>> Begin Material shown
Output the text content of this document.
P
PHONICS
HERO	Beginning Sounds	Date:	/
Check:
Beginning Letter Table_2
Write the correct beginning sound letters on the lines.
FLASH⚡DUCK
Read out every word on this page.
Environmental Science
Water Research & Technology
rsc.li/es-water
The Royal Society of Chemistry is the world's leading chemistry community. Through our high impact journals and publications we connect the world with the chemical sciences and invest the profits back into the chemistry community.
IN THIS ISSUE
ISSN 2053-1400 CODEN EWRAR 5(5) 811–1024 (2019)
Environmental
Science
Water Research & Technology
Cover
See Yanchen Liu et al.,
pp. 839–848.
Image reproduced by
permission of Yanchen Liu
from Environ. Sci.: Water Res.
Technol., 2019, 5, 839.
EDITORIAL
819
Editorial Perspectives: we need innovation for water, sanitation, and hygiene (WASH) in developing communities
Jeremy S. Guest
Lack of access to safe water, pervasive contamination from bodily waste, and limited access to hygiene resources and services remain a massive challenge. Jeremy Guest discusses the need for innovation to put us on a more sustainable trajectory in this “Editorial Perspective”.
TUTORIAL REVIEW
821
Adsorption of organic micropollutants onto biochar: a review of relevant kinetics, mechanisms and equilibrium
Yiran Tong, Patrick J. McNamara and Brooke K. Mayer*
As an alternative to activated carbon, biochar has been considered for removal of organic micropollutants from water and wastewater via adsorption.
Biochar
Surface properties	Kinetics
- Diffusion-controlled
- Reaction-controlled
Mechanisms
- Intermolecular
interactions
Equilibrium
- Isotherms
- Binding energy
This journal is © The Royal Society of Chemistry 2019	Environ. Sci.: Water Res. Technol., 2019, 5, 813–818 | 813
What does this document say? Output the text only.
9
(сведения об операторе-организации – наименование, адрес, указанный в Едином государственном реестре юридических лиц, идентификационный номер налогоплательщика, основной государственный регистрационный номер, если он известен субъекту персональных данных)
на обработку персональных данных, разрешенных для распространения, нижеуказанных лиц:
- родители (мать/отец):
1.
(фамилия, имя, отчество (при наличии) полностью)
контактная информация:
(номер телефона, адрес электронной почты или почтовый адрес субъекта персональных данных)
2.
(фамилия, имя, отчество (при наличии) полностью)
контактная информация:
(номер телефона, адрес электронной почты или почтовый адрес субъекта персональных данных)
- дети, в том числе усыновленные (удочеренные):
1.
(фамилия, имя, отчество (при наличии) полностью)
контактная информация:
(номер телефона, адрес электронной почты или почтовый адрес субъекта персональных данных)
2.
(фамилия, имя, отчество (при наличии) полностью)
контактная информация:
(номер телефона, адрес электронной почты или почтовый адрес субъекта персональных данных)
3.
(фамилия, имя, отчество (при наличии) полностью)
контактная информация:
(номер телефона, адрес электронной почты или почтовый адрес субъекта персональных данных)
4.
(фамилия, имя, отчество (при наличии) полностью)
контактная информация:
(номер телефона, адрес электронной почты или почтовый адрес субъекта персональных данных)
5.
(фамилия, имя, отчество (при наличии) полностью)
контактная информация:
>> End Material shown
> Do this: Extract every entry above as it appears.

> Correct output:
Output the text content of this document.
P
PHONICS
HERO	Beginning Sounds	Date:	/
Check:
Beginning Letter Table_2
Write the correct beginning sound letters on the lines.
FLASH⚡DUCK
Read out every word on this page.
Environmental Science
Water Research & Technology
rsc.li/es-water
The Royal Society of Chemistry is the world's leading chemistry community. Through our high impact journals and publications we connect the world with the chemical sciences and invest the profits back into the chemistry community.
IN THIS ISSUE
ISSN 2053-1400 CODEN EWRAR 5(5) 811–1024 (2019)
Environmental
Science
Water Research & Technology
Cover
See Yanchen Liu et al.,
pp. 839–848.
Image reproduced by
permission of Yanchen Liu
from Environ. Sci.: Water Res.
Technol., 2019, 5, 839.
EDITORIAL
819
Editorial Perspectives: we need innovation for water, sanitation, and hygiene (WASH) in developing communities
Jeremy S. Guest
Lack of access to safe water, pervasive contamination from bodily waste, and limited access to hygiene resources and services remain a massive challenge. Jeremy Guest discusses the need for innovation to put us on a more sustainable trajectory in this “Editorial Perspective”.
TUTORIAL REVIEW
821
Adsorption of organic micropollutants onto biochar: a review of relevant kinetics, mechanisms and equilibrium
Yiran Tong, Patrick J. McNamara and Brooke K. Mayer*
As an alternative to activated carbon, biochar has been considered for removal of organic micropollutants from water and wastewater via adsorption.
Biochar
Surface properties	Kinetics
- Diffusion-controlled
- Reaction-controlled
Mechanisms
- Intermolecular
interactions
Equilibrium
- Isotherms
- Binding energy
This journal is © The Royal Society of Chemistry 2019	Environ. Sci.: Water Res. Technol., 2019, 5, 813–818 | 813
What does this document say? Output the text only.
9
(сведения об операторе-организации – наименование, адрес, указанный в Едином государственном реестре юридических лиц, идентификационный номер налогоплательщика, основной государственный регистрационный номер, если он известен субъекту персональных данных)
на обработку персональных данных, разрешенных для распространения, нижеуказанных лиц:
- родители (мать/отец):
1.
(фамилия, имя, отчество (при наличии) полностью)
контактная информация:
(номер телефона, адрес электронной почты или почтовый адрес субъекта персональных данных)
2.
(фамилия, имя, отчество (при наличии) полностью)
контактная информация:
(номер телефона, адрес электронной почты или почтовый адрес субъекта персональных данных)
- дети, в том числе усыновленные (удочеренные):
1.
(фамилия, имя, отчество (при наличии) полностью)
контактная информация:
(номер телефона, адрес электронной почты или почтовый адрес субъекта персональных данных)
2.
(фамилия, имя, отчество (при наличии) полностью)
контактная информация:
(номер телефона, адрес электронной почты или почтовый адрес субъекта персональных данных)
3.
(фамилия, имя, отчество (при наличии) полностью)
контактная информация:
(номер телефона, адрес электронной почты или почтовый адрес субъекта персональных данных)
4.
(фамилия, имя, отчество (при наличии) полностью)
контактная информация:
(номер телефона, адрес электронной почты или почтовый адрес субъекта персональных данных)
5.
(фамилия, имя, отчество (при наличии) полностью)
контактная информация:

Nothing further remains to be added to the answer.